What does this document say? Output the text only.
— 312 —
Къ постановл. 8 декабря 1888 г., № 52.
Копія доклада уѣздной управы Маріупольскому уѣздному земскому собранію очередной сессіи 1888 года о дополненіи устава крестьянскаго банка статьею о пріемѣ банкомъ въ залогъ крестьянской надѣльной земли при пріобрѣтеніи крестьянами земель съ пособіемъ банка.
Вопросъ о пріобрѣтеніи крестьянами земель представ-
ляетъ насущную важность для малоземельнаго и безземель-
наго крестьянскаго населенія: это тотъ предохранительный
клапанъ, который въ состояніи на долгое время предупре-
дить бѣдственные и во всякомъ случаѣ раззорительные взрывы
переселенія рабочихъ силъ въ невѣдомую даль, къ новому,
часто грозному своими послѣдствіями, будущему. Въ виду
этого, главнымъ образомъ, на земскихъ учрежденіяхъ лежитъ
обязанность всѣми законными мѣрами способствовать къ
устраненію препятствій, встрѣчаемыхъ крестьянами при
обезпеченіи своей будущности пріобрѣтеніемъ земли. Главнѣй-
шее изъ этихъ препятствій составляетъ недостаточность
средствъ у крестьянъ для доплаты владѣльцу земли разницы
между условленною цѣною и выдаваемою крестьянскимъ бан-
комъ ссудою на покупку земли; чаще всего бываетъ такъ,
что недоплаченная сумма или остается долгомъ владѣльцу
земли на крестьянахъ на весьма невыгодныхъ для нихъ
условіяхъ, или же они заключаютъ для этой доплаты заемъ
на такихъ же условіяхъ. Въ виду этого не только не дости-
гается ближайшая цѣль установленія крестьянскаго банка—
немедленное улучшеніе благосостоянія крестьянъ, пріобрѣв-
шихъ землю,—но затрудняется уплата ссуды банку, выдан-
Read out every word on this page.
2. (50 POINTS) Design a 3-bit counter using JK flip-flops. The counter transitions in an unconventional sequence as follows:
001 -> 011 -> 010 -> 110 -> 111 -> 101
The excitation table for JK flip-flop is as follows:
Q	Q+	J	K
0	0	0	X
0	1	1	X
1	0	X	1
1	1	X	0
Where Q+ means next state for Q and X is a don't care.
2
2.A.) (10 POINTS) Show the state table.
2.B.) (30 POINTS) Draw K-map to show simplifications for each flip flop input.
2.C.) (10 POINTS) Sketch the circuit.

------------------------

What to work on: Determine how many lines in the listing above hold the word "виду", answering with the number only.

Exercise output: 2